WHAT YOU NEED TO DO
• A. In two sentences, summarize the Bitcask engine description.
• B. Carry on writing the Bitcask engine description from the point where it stops.

DOCUMENT SECTION
Original source: hash-index-storage-bitcask

File: hash-index-storage/bitcask.py

Date: 2026-05-28

Time: 18:08

`hash-index-storage/bitcask.py`

Purpose

This file implements a Bitcask-style append-only key-value storage engine — the canonical hash-indexed log structure described in DDIA Chapter 3. It owns the full storage lifecycle: writing key-value records to append-only data files, maintaining an in-memory hash index (keydir) for O(1) lookups, and compacting old files to reclaim space from stale/deleted entries.

Bitcask is the simplest practical storage engine that separates the write path (sequential append) from the read path (random seek via index), trading RAM for read performance.

Key Components

Constants

HEADERFORMAT = "<dII" — Little-endian binary record header: 8-byte double timestamp, two 4-byte uint32 for key and value lengths. Total: 16 bytes (HEADERSIZE).
HINTFORMAT = "<IQId" — Hint file entry: fileid (u32), offset (u64), size (u32), timestamp (double). 24 bytes (HINTHEADERSIZE). Used to speed up index rebuilds by avoiding full data file scans.

`KeyEntry` (dataclass)

The in-memory index record. Maps a key to its physical location: which file_id, at what byte offset, how many bytes (size), and the write timestamp. This is the value type in the keydir hash map.

`BitcaskStore`

The main engine. Constructor parameters:

| Param | Default | Role |

|-------|---------|------|

| data_dir | required | Directory for all .data and .hint files |

| maxfilesize | 10 MB | Threshold for rotating to a new data file |

| sync_writes | True | Whether to fsync after every write (durability vs. throughput) |

Core state:

keydir: dict[str, KeyEntry] — the in-memory hash index. This is the only index; every live key has exactly one entry.
file_handles: dict[int, file] — pool of read-mode file handles, keyed by file ID.
activefile / activefile_id — the single writable file (opened in append mode).

Patterns

1. Append-only log with in-memory index — Writes never overwrite; they append a new record and update the keydir pointer. This makes writes sequential and crash-safe (partial writes are just trailing garbage).

2. Tombstone deletion — delete() writes a record with an empty value ("") and removes the key from keydir. During compaction and index rebuild, zero-length values are treated as tombstones.

3. File rotation — When the active file exceeds maxfilesize, it becomes immutable and a new file takes over. Only immutable files are candidates for compaction.

4. Hint files — After compaction, a .hint file is written alongside each merged .data file. Hint files contain only index metadata (no values), so startup recovery can skip the expensive full-scan path via loadhintfile instead of scandatafile.

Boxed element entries
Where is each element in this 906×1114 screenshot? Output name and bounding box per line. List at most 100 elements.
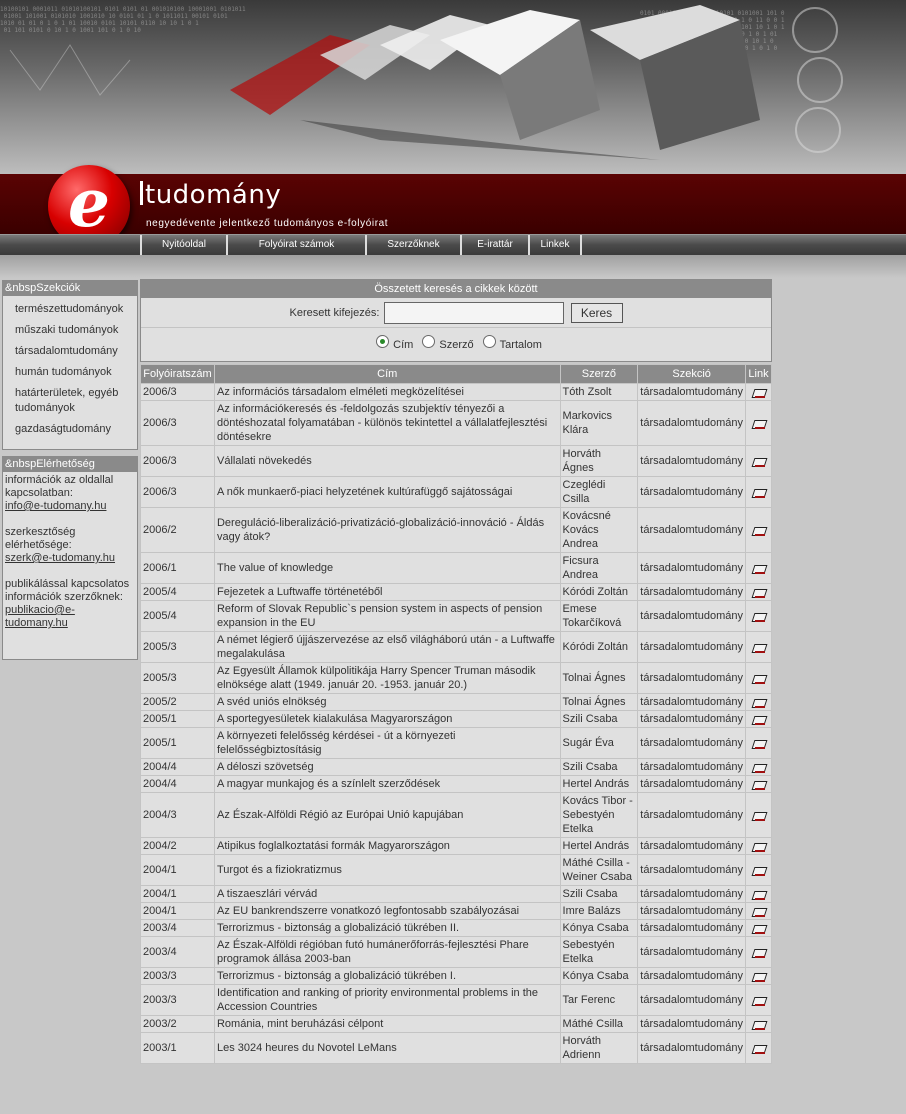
cell-title[interactable]: Terrorizmus - biztonság a globalizáció t… [213, 919, 561, 937]
radio-author[interactable] [422, 335, 436, 348]
cell-title[interactable]: Az információkeresés és -feldolgozás szu… [213, 400, 561, 446]
nav-issues[interactable]: Folyóirat számok [228, 235, 367, 255]
open-book-icon[interactable] [752, 642, 766, 653]
cell-title[interactable]: Atipikus foglalkoztatási formák Magyaror… [213, 837, 561, 855]
nav-archive[interactable]: E-irattár [462, 235, 530, 255]
search-button[interactable]: Keres [570, 303, 623, 323]
title-bar [0, 174, 906, 234]
open-book-icon[interactable] [752, 762, 766, 773]
cell-section: társadalomtudomány [637, 383, 746, 401]
cell-title[interactable]: Fejezetek a Luftwaffe történetéből [213, 583, 561, 601]
cell-title[interactable]: The value of knowledge [213, 552, 561, 584]
open-book-icon[interactable] [752, 387, 766, 398]
nav-authors[interactable]: Szerzőknek [367, 235, 462, 255]
radio-content[interactable] [482, 335, 496, 348]
radio-title[interactable] [376, 335, 390, 348]
open-book-icon[interactable] [752, 418, 766, 429]
cell-section: társadalomtudomány [637, 507, 746, 553]
cell-title[interactable]: Az információs társadalom elméleti megkö… [213, 383, 561, 401]
section-link-humanities[interactable]: humán tudományok [3, 362, 137, 383]
cell-section: társadalomtudomány [637, 727, 746, 759]
cell-link [745, 1032, 772, 1064]
section-link-social-sciences[interactable]: társadalomtudomány [3, 341, 137, 362]
open-book-icon[interactable] [752, 738, 766, 749]
search-heading: Összetett keresés a cikkek között [141, 280, 771, 298]
section-link-engineering[interactable]: műszaki tudományok [3, 320, 137, 341]
cell-title[interactable]: Az Észak-Alföldi régióban futó humánerőf… [213, 936, 561, 968]
cell-link [745, 758, 772, 776]
cell-author: Markovics Klára [559, 400, 639, 446]
cell-title[interactable]: Terrorizmus - biztonság a globalizáció t… [213, 967, 561, 985]
cell-issue: 2004/3 [140, 792, 215, 838]
open-book-icon[interactable] [752, 487, 766, 498]
cell-title[interactable]: Les 3024 heures du Novotel LeMans [213, 1032, 561, 1064]
cell-title[interactable]: A magyar munkajog és a színlelt szerződé… [213, 775, 561, 793]
nav-home[interactable]: Nyitóoldal [140, 235, 228, 255]
table-row: 2005/1 A környezeti felelősség kérdései -… [140, 727, 772, 759]
table-row: 2003/2 Románia, mint beruházási célpont Má… [140, 1015, 772, 1033]
contact-email-link[interactable]: szerk@e-tudomany.hu [5, 552, 135, 565]
cell-issue: 2004/1 [140, 902, 215, 920]
site-subtitle: negyedévente jelentkező tudományos e-fol… [146, 218, 389, 229]
contact-email-link[interactable]: info@e-tudomany.hu [5, 500, 135, 513]
section-link-economics[interactable]: gazdaságtudomány [3, 419, 137, 440]
open-book-icon[interactable] [752, 1043, 766, 1054]
open-book-icon[interactable] [752, 563, 766, 574]
cell-title[interactable]: A déloszi szövetség [213, 758, 561, 776]
cell-title[interactable]: A környezeti felelősség kérdései - út a … [213, 727, 561, 759]
cell-title[interactable]: A nők munkaerő-piaci helyzetének kultúra… [213, 476, 561, 508]
open-book-icon[interactable] [752, 995, 766, 1006]
open-book-icon[interactable] [752, 673, 766, 684]
cell-author: Szili Csaba [559, 710, 639, 728]
open-book-icon[interactable] [752, 779, 766, 790]
cell-title[interactable]: Dereguláció-liberalizáció-privatizáció-g… [213, 507, 561, 553]
nav-links[interactable]: Linkek [530, 235, 582, 255]
section-link-natural-sciences[interactable]: természettudományok [3, 299, 137, 320]
cell-title[interactable]: Az EU bankrendszerre vonatkozó legfontos… [213, 902, 561, 920]
open-book-icon[interactable] [752, 923, 766, 934]
open-book-icon[interactable] [752, 947, 766, 958]
search-input[interactable] [384, 302, 565, 324]
open-book-icon[interactable] [752, 1019, 766, 1030]
cell-title[interactable]: A tiszaeszlári vérvád [213, 885, 561, 903]
cell-title[interactable]: A német légierő újjászervezése az első v… [213, 631, 561, 663]
cell-title[interactable]: Turgot és a fiziokratizmus [213, 854, 561, 886]
open-book-icon[interactable] [752, 697, 766, 708]
cell-issue: 2004/1 [140, 854, 215, 886]
open-book-icon[interactable] [752, 865, 766, 876]
cell-link [745, 383, 772, 401]
cell-issue: 2005/4 [140, 583, 215, 601]
open-book-icon[interactable] [752, 810, 766, 821]
table-row: 2006/3 Az információs társadalom elméleti… [140, 383, 772, 401]
cell-title[interactable]: Románia, mint beruházási célpont [213, 1015, 561, 1033]
cell-title[interactable]: A sportegyesületek kialakulása Magyarors… [213, 710, 561, 728]
cell-title[interactable]: Identification and ranking of priority e… [213, 984, 561, 1016]
cell-title[interactable]: Az Észak-Alföldi Régió az Európai Unió k… [213, 792, 561, 838]
open-book-icon[interactable] [752, 841, 766, 852]
cell-title[interactable]: Az Egyesült Államok külpolitikája Harry … [213, 662, 561, 694]
open-book-icon[interactable] [752, 611, 766, 622]
section-link-interdisciplinary[interactable]: határterületek, egyéb tudományok [3, 383, 137, 419]
cell-issue: 2003/3 [140, 984, 215, 1016]
table-row: 2005/3 Az Egyesült Államok külpolitikája … [140, 662, 772, 694]
open-book-icon[interactable] [752, 587, 766, 598]
open-book-icon[interactable] [752, 714, 766, 725]
cell-link [745, 445, 772, 477]
cell-author: Kónya Csaba [559, 967, 639, 985]
cell-title[interactable]: Reform of Slovak Republic`s pension syst… [213, 600, 561, 632]
cell-title[interactable]: Vállalati növekedés [213, 445, 561, 477]
contact-panel: &nbspElérhetőség információk az oldallal… [2, 456, 138, 660]
cell-issue: 2006/1 [140, 552, 215, 584]
cell-issue: 2004/4 [140, 758, 215, 776]
open-book-icon[interactable] [752, 525, 766, 536]
open-book-icon[interactable] [752, 456, 766, 467]
cell-section: társadalomtudomány [637, 662, 746, 694]
cell-issue: 2004/4 [140, 775, 215, 793]
open-book-icon[interactable] [752, 889, 766, 900]
cell-issue: 2006/3 [140, 400, 215, 446]
contact-email-link[interactable]: publikacio@e-tudomany.hu [5, 604, 135, 630]
cell-section: társadalomtudomány [637, 902, 746, 920]
open-book-icon[interactable] [752, 971, 766, 982]
open-book-icon[interactable] [752, 906, 766, 917]
cell-title[interactable]: A svéd uniós elnökség [213, 693, 561, 711]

ANSWERS TO THE PROBLEMS
• A. The file implements a Bitcask-style append-only key-value storage engine that writes records to append-only data files, keeps an in-memory hash index (the keydir) for O(1) lookups, and compacts old files to reclaim space from stale or deleted entries. Its main patterns are tombstone deletion with empty values, rotation to a new data file once the active file exceeds a size threshold, and hint files that let startup recovery skip full scans of the data files.

• B.
5. Single-writer model — There is exactly one active (writable) file at any time. All older files are read-only. This avoids write contention without locks.

Dependencies

Imports: Only stdlib — os, struct, time, dataclasses, typing. No external dependencies. This is intentional for a reference implementation.

Imported by: Test files in both hash-index-storage/ and log-structured-hash-table/, suggesting the latter reuses or mirrors this implementation for comparison.

Flow

Write path (`put`)


put(key, value)
  → _maybe_rotate()          # check if active file is full
  → _write_record(key, value) # pack header + key + value, append, flush, fsync
  → update keydir[key]        # point to new record location

Read path (`get`)


get(key)
  → keydir.get(key)           # O(1) hash lookup
  → _read_record(fid, off, sz) # seek + read from the right data file
  → assert key matches        # integrity check
  → return value (or None if tombstone)

Startup recovery (`_init_`)


__init__
  → _find_file_ids()          # scan directory for *.data files
  → _rebuild_index(ids)       # for each file: use hint file if available, else scan data file
  → _open_active_file()       # open the highest-numbered file for appending

Compaction (`compact`)

1. Identify immutable files (everything except active).

2. Scan them chronologically, keeping only the latest record per key (tombstones evict).

3. Filter further: skip keys whose keydir entry points to the active file (those immutable records are already stale).

4. Write surviving records into new merged file(s) with new file IDs.

5. Write hint files for the merged files.

6. Delete old immutable data and hint files.

7. Renumber the active file to sit after the merged files and reopen it.

Invariants

Every live key has exactly one keydir entry, pointing to the most recent non-tombstone record. Stale records exist on disk but are invisible to reads.
Only the active file is opened for writing. All other files are read-only.
Tombstones are zero-length values. Both scandatafile and compact treat valsize == 0 as a delete marker; get treats value == "" as None.
File IDs are monotonically increasing. findfile_ids sorts them; the active file is always the highest. After compaction, merged files get IDs above the old active, and the active file is renumbered above those.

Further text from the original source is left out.